Records
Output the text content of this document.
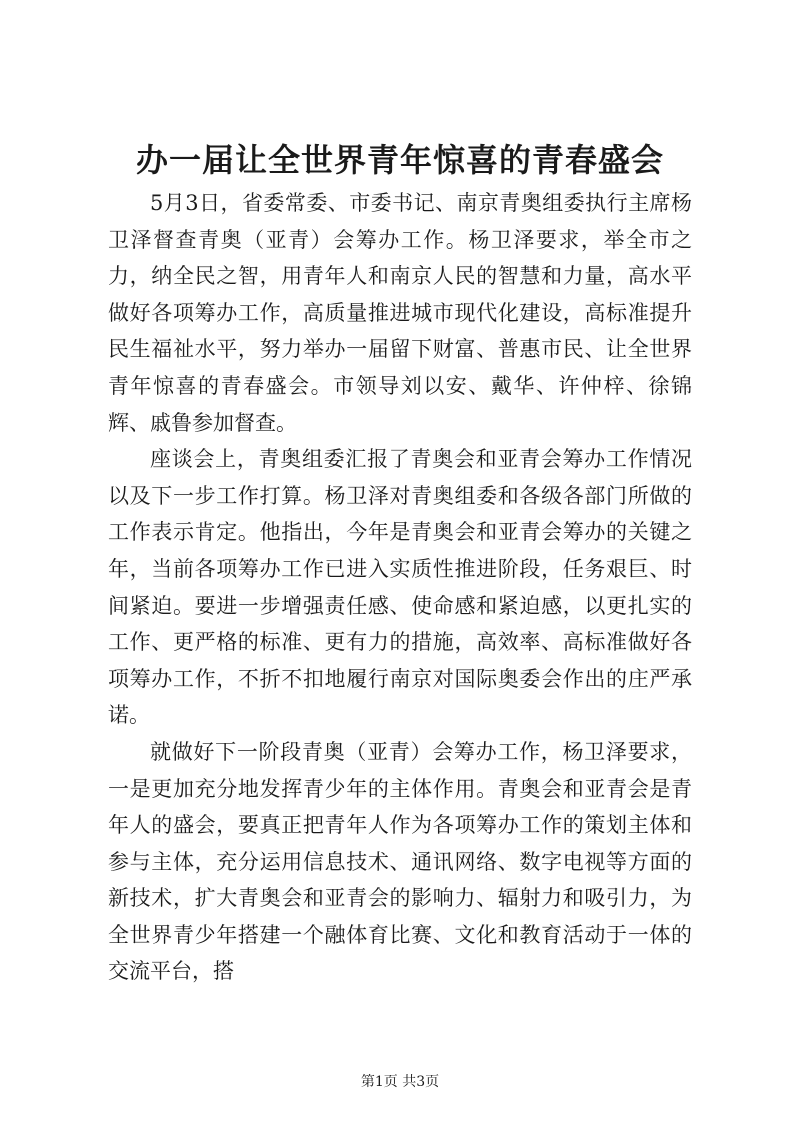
办一届让全世界青年惊喜的青春盛会

5月3日，省委常委、市委书记、南京青奥组委执行主席杨卫泽督查青奥（亚青）会筹办工作。杨卫泽要求，举全市之力，纳全民之智，用青年人和南京人民的智慧和力量，高水平做好各项筹办工作，高质量推进城市现代化建设，高标准提升民生福祉水平，努力举办一届留下财富、普惠市民、让全世界青年惊喜的青春盛会。市领导刘以安、戴华、许仲梓、徐锦辉、戚鲁参加督查。

座谈会上，青奥组委汇报了青奥会和亚青会筹办工作情况以及下一步工作打算。杨卫泽对青奥组委和各级各部门所做的工作表示肯定。他指出，今年是青奥会和亚青会筹办的关键之年，当前各项筹办工作已进入实质性推进阶段，任务艰巨、时间紧迫。要进一步增强责任感、使命感和紧迫感，以更扎实的工作、更严格的标准、更有力的措施，高效率、高标准做好各项筹办工作，不折不扣地履行南京对国际奥委会作出的庄严承诺。

就做好下一阶段青奥（亚青）会筹办工作，杨卫泽要求，一是更加充分地发挥青少年的主体作用。青奥会和亚青会是青年人的盛会，要真正把青年人作为各项筹办工作的策划主体和参与主体，充分运用信息技术、通讯网络、数字电视等方面的新技术，扩大青奥会和亚青会的影响力、辐射力和吸引力，为全世界青少年搭建一个融体育比赛、文化和教育活动于一体的交流平台，搭

第1页 共3页
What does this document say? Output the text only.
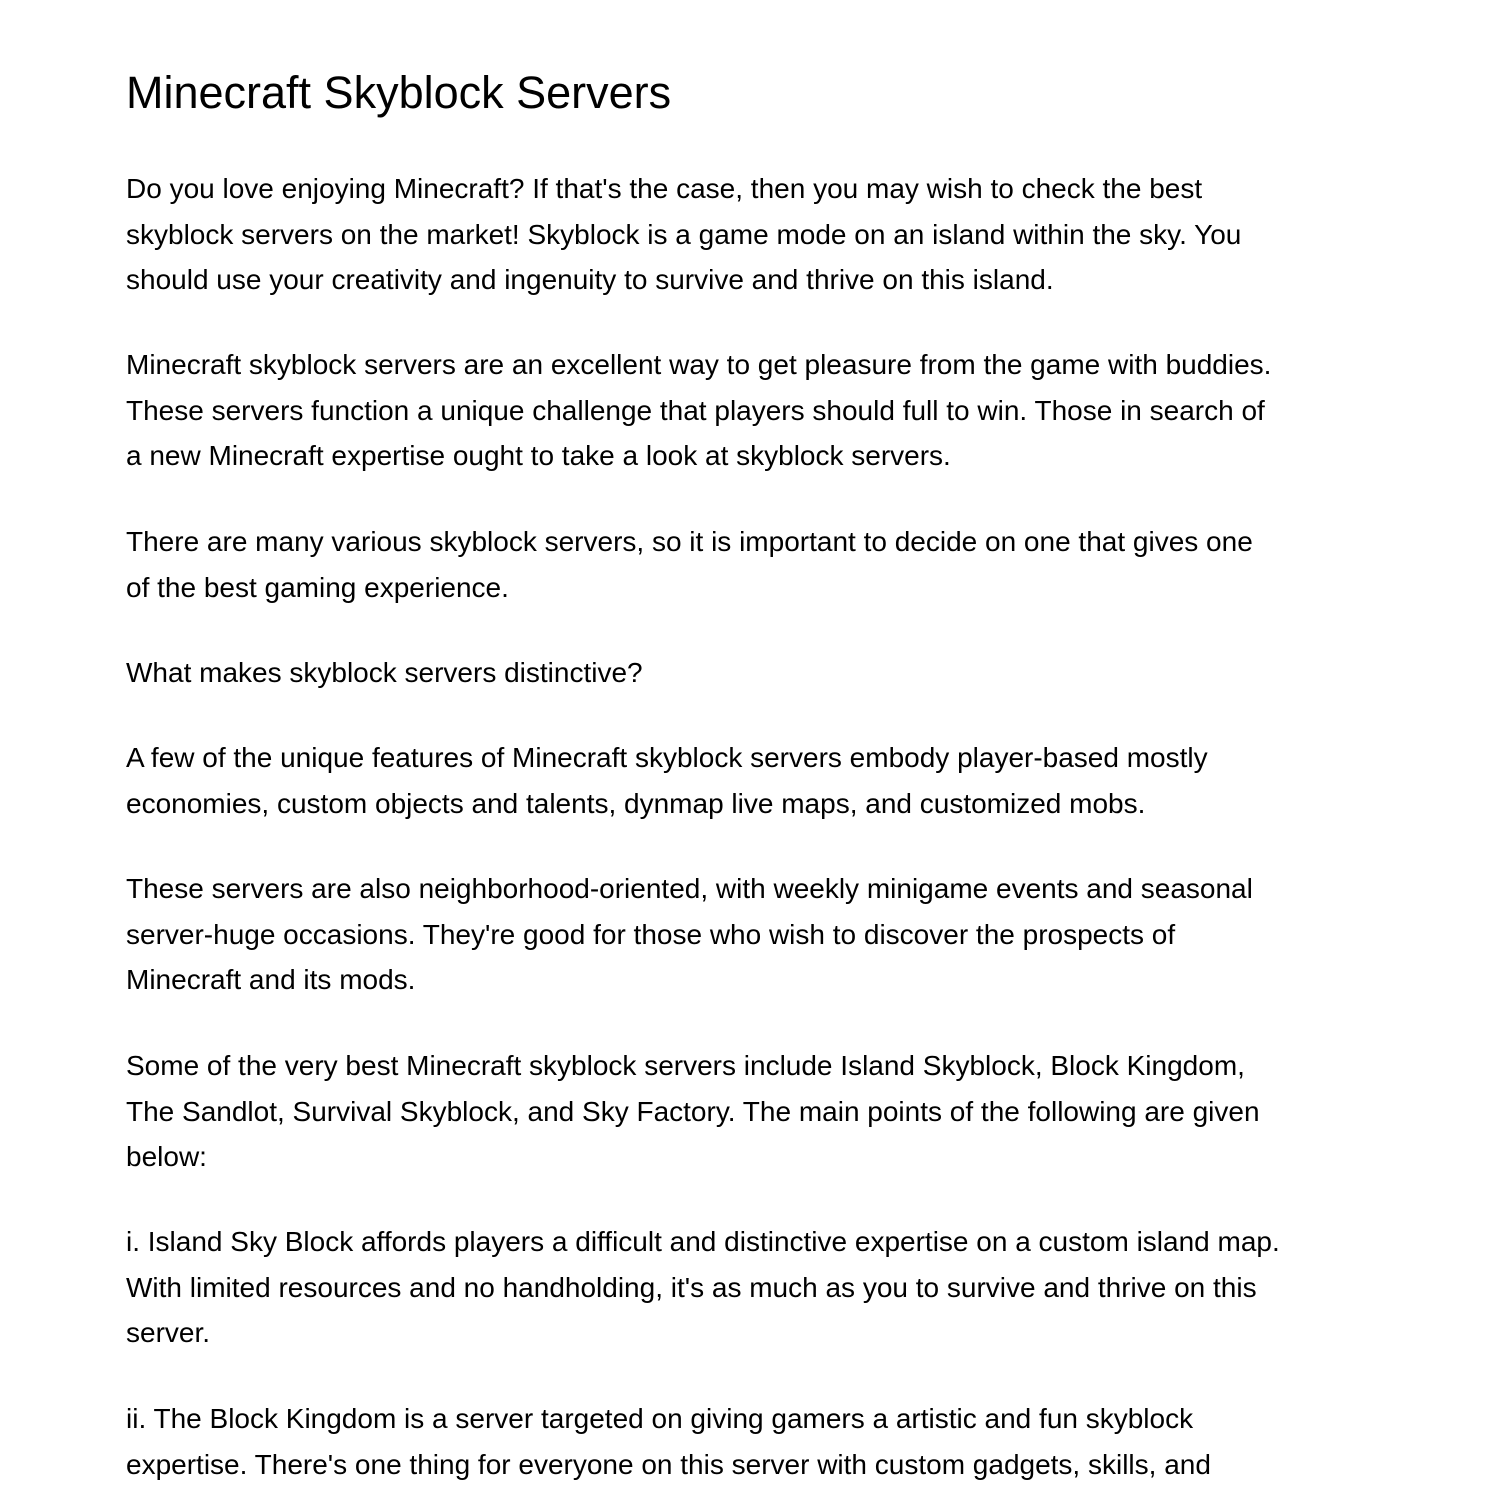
Minecraft Skyblock Servers

Do you love enjoying Minecraft? If that's the case, then you may wish to check the best
skyblock servers on the market! Skyblock is a game mode on an island within the sky. You
should use your creativity and ingenuity to survive and thrive on this island.

Minecraft skyblock servers are an excellent way to get pleasure from the game with buddies.
These servers function a unique challenge that players should full to win. Those in search of
a new Minecraft expertise ought to take a look at skyblock servers.

There are many various skyblock servers, so it is important to decide on one that gives one
of the best gaming experience.

What makes skyblock servers distinctive?

A few of the unique features of Minecraft skyblock servers embody player-based mostly
economies, custom objects and talents, dynmap live maps, and customized mobs.

These servers are also neighborhood-oriented, with weekly minigame events and seasonal
server-huge occasions. They're good for those who wish to discover the prospects of
Minecraft and its mods.

Some of the very best Minecraft skyblock servers include Island Skyblock, Block Kingdom,
The Sandlot, Survival Skyblock, and Sky Factory. The main points of the following are given
below:

i. Island Sky Block affords players a difficult and distinctive expertise on a custom island map.
With limited resources and no handholding, it's as much as you to survive and thrive on this
server.

ii. The Block Kingdom is a server targeted on giving gamers a artistic and fun skyblock
expertise. There's one thing for everyone on this server with custom gadgets, skills, and
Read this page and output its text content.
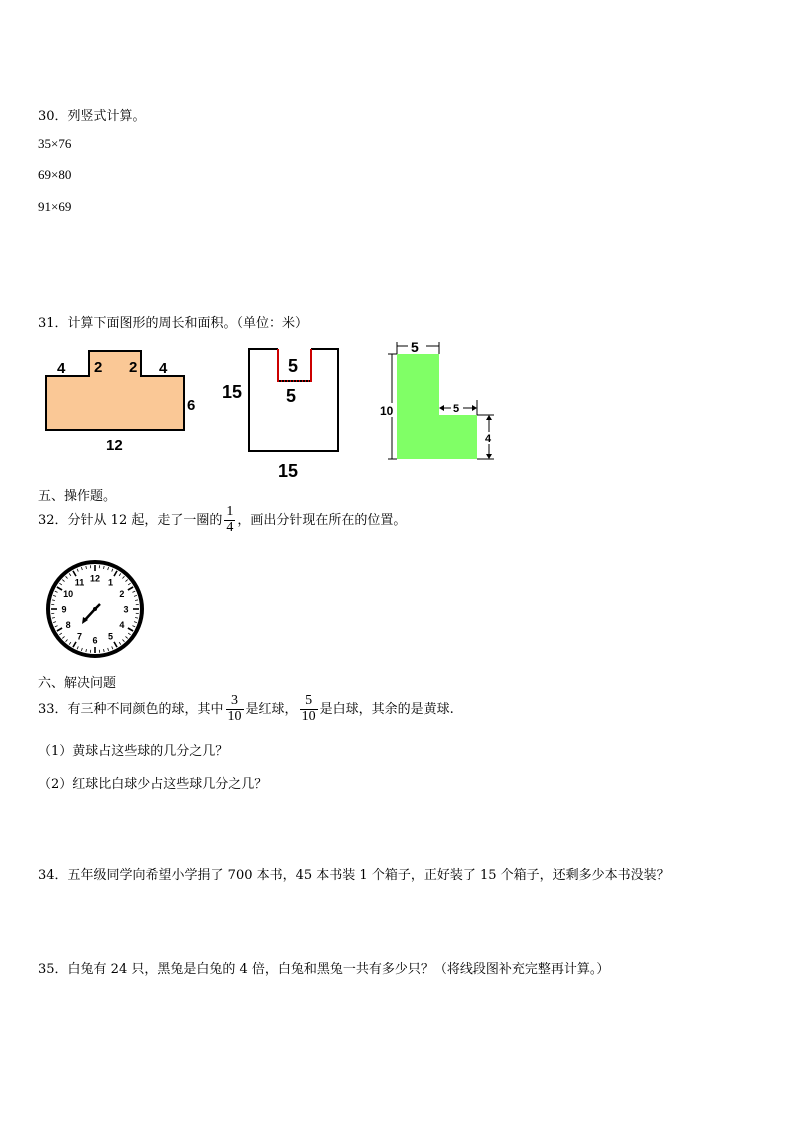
30．列竖式计算。
35×76
69×80
91×69
31．计算下面图形的周长和面积。（单位：米）
4 2 2 4
6
12
5
5
15
15
5
10	5
4
五、操作题。
32．分针从 12 起，走了一圈的 $\frac{1}{4}$ ，画出分针现在所在的位置。
12 1
2
3
4
5
6
7
8
9
10
11
六、解决问题
33．有三种不同颜色的球，其中 $\frac{3}{10}$ 是红球， $\frac{5}{10}$ 是白球，其余的是黄球.
（1）黄球占这些球的几分之几？
（2）红球比白球少占这些球几分之几？
34．五年级同学向希望小学捐了 700 本书，45 本书装 1 个箱子，正好装了 15 个箱子，还剩多少本书没装？
35．白兔有 24 只，黑兔是白兔的 4 倍，白兔和黑兔一共有多少只？（将线段图补充完整再计算。）
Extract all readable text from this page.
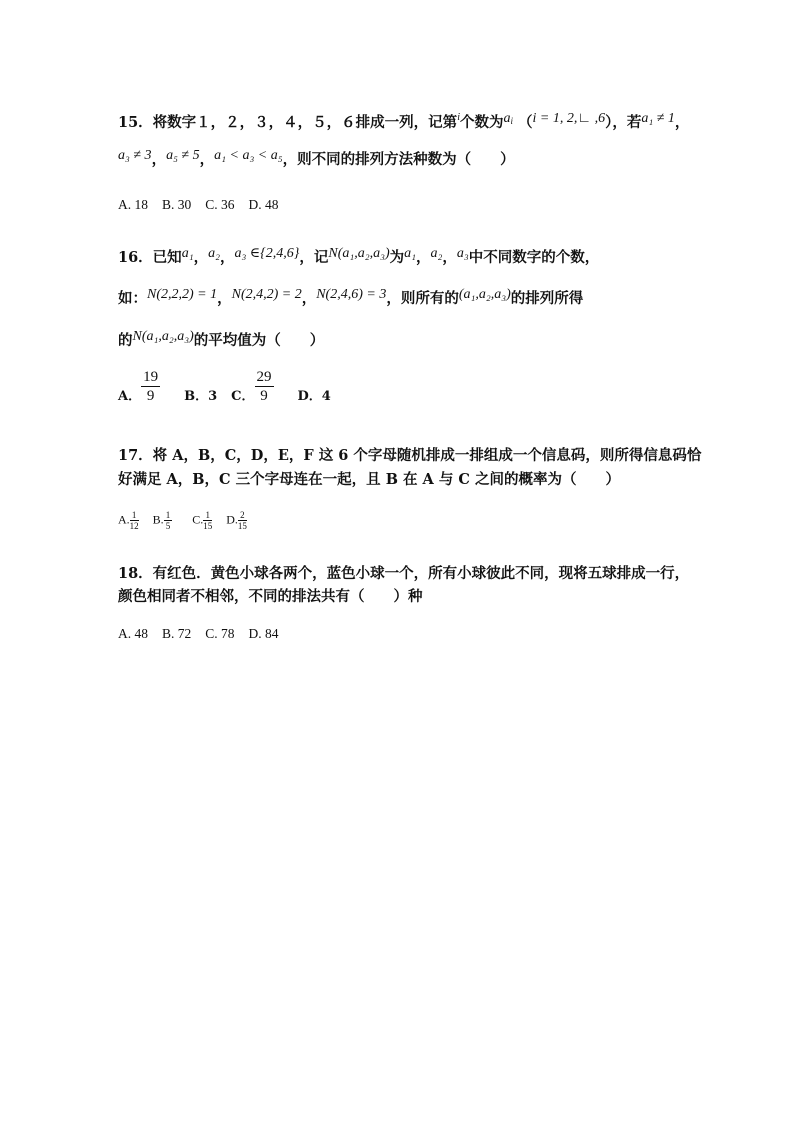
15．将数字１，２，３，４，５，６排成一列，记第$^i$个数为$a_i$ （i = 1, 2,∟ ,6），若a₁ ≠ 1，
a₃ ≠ 3，a₅ ≠ 5，a₁ < a₃ < a₅，则不同的排列方法种数为（　　）
A. 18 B. 30 C. 36 D. 48
16．已知a₁，a₂，a₃ ∈{2,4,6}，记N(a₁,a₂,a₃)为a₁，a₂，a₃中不同数字的个数，
如：N(2,2,2) = 1，N(2,4,2) = 2，N(2,4,6) = 3，则所有的(a₁,a₂,a₃)的排列所得
的N(a₁,a₂,a₃)的平均值为（　　）
A． $\frac{19}{9}$ B．3 C． $\frac{29}{9}$ D．4
17．将 A，B，C，D，E，F 这 6 个字母随机排成一排组成一个信息码，则所得信息码恰
好满足 A，B，C 三个字母连在一起，且 B 在 A 与 C 之间的概率为（　　）
A. $\frac{1}{12} B$. $\frac{1}{5} C$. $\frac{1}{15} D$. $\frac{2}{15}$
18．有红色．黄色小球各两个，蓝色小球一个，所有小球彼此不同，现将五球排成一行，
颜色相同者不相邻，不同的排法共有（　　）种
A. 48 B. 72 C. 78 D. 84
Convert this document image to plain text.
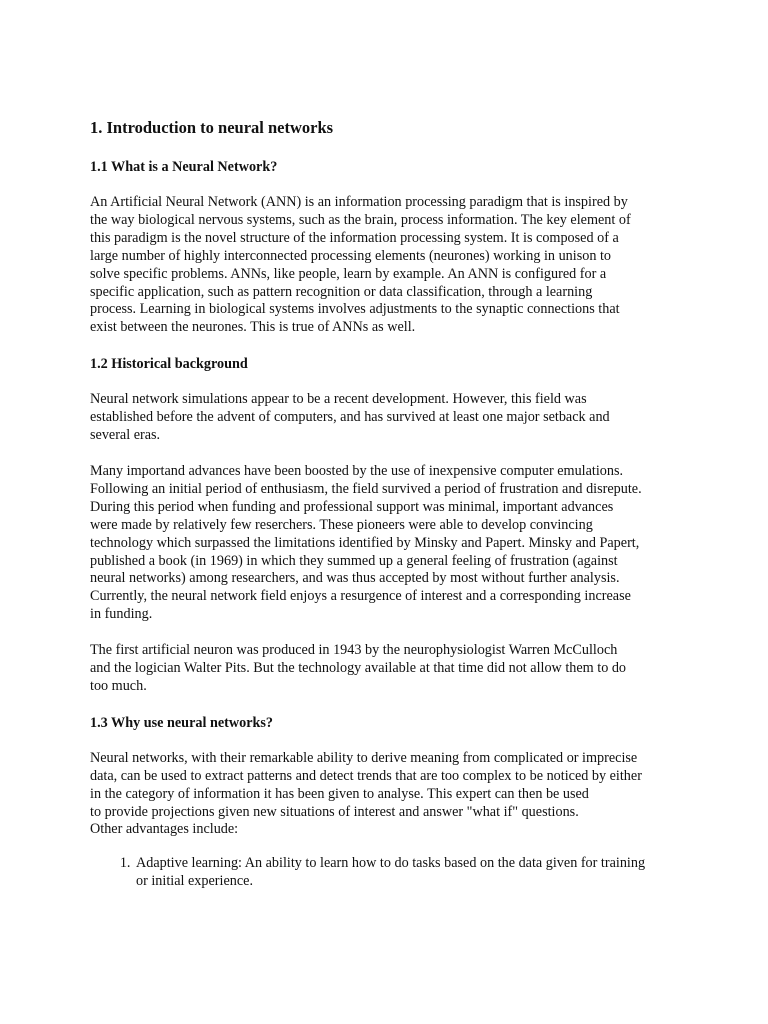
1. Introduction to neural networks
1.1 What is a Neural Network?

An Artificial Neural Network (ANN) is an information processing paradigm that is inspired by
the way biological nervous systems, such as the brain, process information. The key element of
this paradigm is the novel structure of the information processing system. It is composed of a
large number of highly interconnected processing elements (neurones) working in unison to
solve specific problems. ANNs, like people, learn by example. An ANN is configured for a
specific application, such as pattern recognition or data classification, through a learning
process. Learning in biological systems involves adjustments to the synaptic connections that
exist between the neurones. This is true of ANNs as well.

1.2 Historical background

Neural network simulations appear to be a recent development. However, this field was
established before the advent of computers, and has survived at least one major setback and
several eras.

Many importand advances have been boosted by the use of inexpensive computer emulations.
Following an initial period of enthusiasm, the field survived a period of frustration and disrepute.
During this period when funding and professional support was minimal, important advances
were made by relatively few reserchers. These pioneers were able to develop convincing
technology which surpassed the limitations identified by Minsky and Papert. Minsky and Papert,
published a book (in 1969) in which they summed up a general feeling of frustration (against
neural networks) among researchers, and was thus accepted by most without further analysis.
Currently, the neural network field enjoys a resurgence of interest and a corresponding increase
in funding.

The first artificial neuron was produced in 1943 by the neurophysiologist Warren McCulloch
and the logician Walter Pits. But the technology available at that time did not allow them to do
too much.

1.3 Why use neural networks?

Neural networks, with their remarkable ability to derive meaning from complicated or imprecise
data, can be used to extract patterns and detect trends that are too complex to be noticed by either
in the category of information it has been given to analyse. This expert can then be used
to provide projections given new situations of interest and answer "what if" questions.
Other advantages include:

1. Adaptive learning: An ability to learn how to do tasks based on the data given for training
or initial experience.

Task
Restate the whole listing above exactly, please, omitting every image.

Written answer
Output the text content of this document.
办一届让全世界青年惊喜的青春盛会

5月3日，省委常委、市委书记、南京青奥组委执行主席杨卫泽督查青奥（亚青）会筹办工作。杨卫泽要求，举全市之力，纳全民之智，用青年人和南京人民的智慧和力量，高水平做好各项筹办工作，高质量推进城市现代化建设，高标准提升民生福祉水平，努力举办一届留下财富、普惠市民、让全世界青年惊喜的青春盛会。市领导刘以安、戴华、许仲梓、徐锦辉、戚鲁参加督查。

座谈会上，青奥组委汇报了青奥会和亚青会筹办工作情况以及下一步工作打算。杨卫泽对青奥组委和各级各部门所做的工作表示肯定。他指出，今年是青奥会和亚青会筹办的关键之年，当前各项筹办工作已进入实质性推进阶段，任务艰巨、时间紧迫。要进一步增强责任感、使命感和紧迫感，以更扎实的工作、更严格的标准、更有力的措施，高效率、高标准做好各项筹办工作，不折不扣地履行南京对国际奥委会作出的庄严承诺。

就做好下一阶段青奥（亚青）会筹办工作，杨卫泽要求，一是更加充分地发挥青少年的主体作用。青奥会和亚青会是青年人的盛会，要真正把青年人作为各项筹办工作的策划主体和参与主体，充分运用信息技术、通讯网络、数字电视等方面的新技术，扩大青奥会和亚青会的影响力、辐射力和吸引力，为全世界青少年搭建一个融体育比赛、文化和教育活动于一体的交流平台，搭

第1页 共3页
What does this document say? Output the text only.
Minecraft Skyblock Servers

Do you love enjoying Minecraft? If that's the case, then you may wish to check the best
skyblock servers on the market! Skyblock is a game mode on an island within the sky. You
should use your creativity and ingenuity to survive and thrive on this island.

Minecraft skyblock servers are an excellent way to get pleasure from the game with buddies.
These servers function a unique challenge that players should full to win. Those in search of
a new Minecraft expertise ought to take a look at skyblock servers.

There are many various skyblock servers, so it is important to decide on one that gives one
of the best gaming experience.

What makes skyblock servers distinctive?

A few of the unique features of Minecraft skyblock servers embody player-based mostly
economies, custom objects and talents, dynmap live maps, and customized mobs.

These servers are also neighborhood-oriented, with weekly minigame events and seasonal
server-huge occasions. They're good for those who wish to discover the prospects of
Minecraft and its mods.

Some of the very best Minecraft skyblock servers include Island Skyblock, Block Kingdom,
The Sandlot, Survival Skyblock, and Sky Factory. The main points of the following are given
below:

i. Island Sky Block affords players a difficult and distinctive expertise on a custom island map.
With limited resources and no handholding, it's as much as you to survive and thrive on this
server.

ii. The Block Kingdom is a server targeted on giving gamers a artistic and fun skyblock
expertise. There's one thing for everyone on this server with custom gadgets, skills, and
Read this page and output its text content.
30．列竖式计算。
35×76
69×80
91×69
31．计算下面图形的周长和面积。（单位：米）
4 2 2 4
6
12
5
5
15
15
5
10	5
4
五、操作题。
32．分针从 12 起，走了一圈的 $\frac{1}{4}$ ，画出分针现在所在的位置。
12 1
2
3
4
5
6
7
8
9
10
11
六、解决问题
33．有三种不同颜色的球，其中 $\frac{3}{10}$ 是红球， $\frac{5}{10}$ 是白球，其余的是黄球.
（1）黄球占这些球的几分之几？
（2）红球比白球少占这些球几分之几？
34．五年级同学向希望小学捐了 700 本书，45 本书装 1 个箱子，正好装了 15 个箱子，还剩多少本书没装？
35．白兔有 24 只，黑兔是白兔的 4 倍，白兔和黑兔一共有多少只？（将线段图补充完整再计算。）
Extract all readable text from this page.
15．将数字１，２，３，４，５，６排成一列，记第$^i$个数为$a_i$ （i = 1, 2,∟ ,6），若a₁ ≠ 1，
a₃ ≠ 3，a₅ ≠ 5，a₁ < a₃ < a₅，则不同的排列方法种数为（　　）
A. 18 B. 30 C. 36 D. 48
16．已知a₁，a₂，a₃ ∈{2,4,6}，记N(a₁,a₂,a₃)为a₁，a₂，a₃中不同数字的个数，
如：N(2,2,2) = 1，N(2,4,2) = 2，N(2,4,6) = 3，则所有的(a₁,a₂,a₃)的排列所得
的N(a₁,a₂,a₃)的平均值为（　　）
A． $\frac{19}{9}$ B．3 C． $\frac{29}{9}$ D．4
17．将 A，B，C，D，E，F 这 6 个字母随机排成一排组成一个信息码，则所得信息码恰
好满足 A，B，C 三个字母连在一起，且 B 在 A 与 C 之间的概率为（　　）
A. $\frac{1}{12} B$. $\frac{1}{5} C$. $\frac{1}{15} D$. $\frac{2}{15}$
18．有红色．黄色小球各两个，蓝色小球一个，所有小球彼此不同，现将五球排成一行，
颜色相同者不相邻，不同的排法共有（　　）种
A. 48 B. 72 C. 78 D. 84
Convert this document image to plain text.
1. Introduction to neural networks
1.1 What is a Neural Network?

An Artificial Neural Network (ANN) is an information processing paradigm that is inspired by
the way biological nervous systems, such as the brain, process information. The key element of
this paradigm is the novel structure of the information processing system. It is composed of a
large number of highly interconnected processing elements (neurones) working in unison to
solve specific problems. ANNs, like people, learn by example. An ANN is configured for a
specific application, such as pattern recognition or data classification, through a learning
process. Learning in biological systems involves adjustments to the synaptic connections that
exist between the neurones. This is true of ANNs as well.

1.2 Historical background

Neural network simulations appear to be a recent development. However, this field was
established before the advent of computers, and has survived at least one major setback and
several eras.

Many importand advances have been boosted by the use of inexpensive computer emulations.
Following an initial period of enthusiasm, the field survived a period of frustration and disrepute.
During this period when funding and professional support was minimal, important advances
were made by relatively few reserchers. These pioneers were able to develop convincing
technology which surpassed the limitations identified by Minsky and Papert. Minsky and Papert,
published a book (in 1969) in which they summed up a general feeling of frustration (against
neural networks) among researchers, and was thus accepted by most without further analysis.
Currently, the neural network field enjoys a resurgence of interest and a corresponding increase
in funding.

The first artificial neuron was produced in 1943 by the neurophysiologist Warren McCulloch
and the logician Walter Pits. But the technology available at that time did not allow them to do
too much.

1.3 Why use neural networks?

Neural networks, with their remarkable ability to derive meaning from complicated or imprecise
data, can be used to extract patterns and detect trends that are too complex to be noticed by either
in the category of information it has been given to analyse. This expert can then be used
to provide projections given new situations of interest and answer "what if" questions.
Other advantages include:

1. Adaptive learning: An ability to learn how to do tasks based on the data given for training
or initial experience.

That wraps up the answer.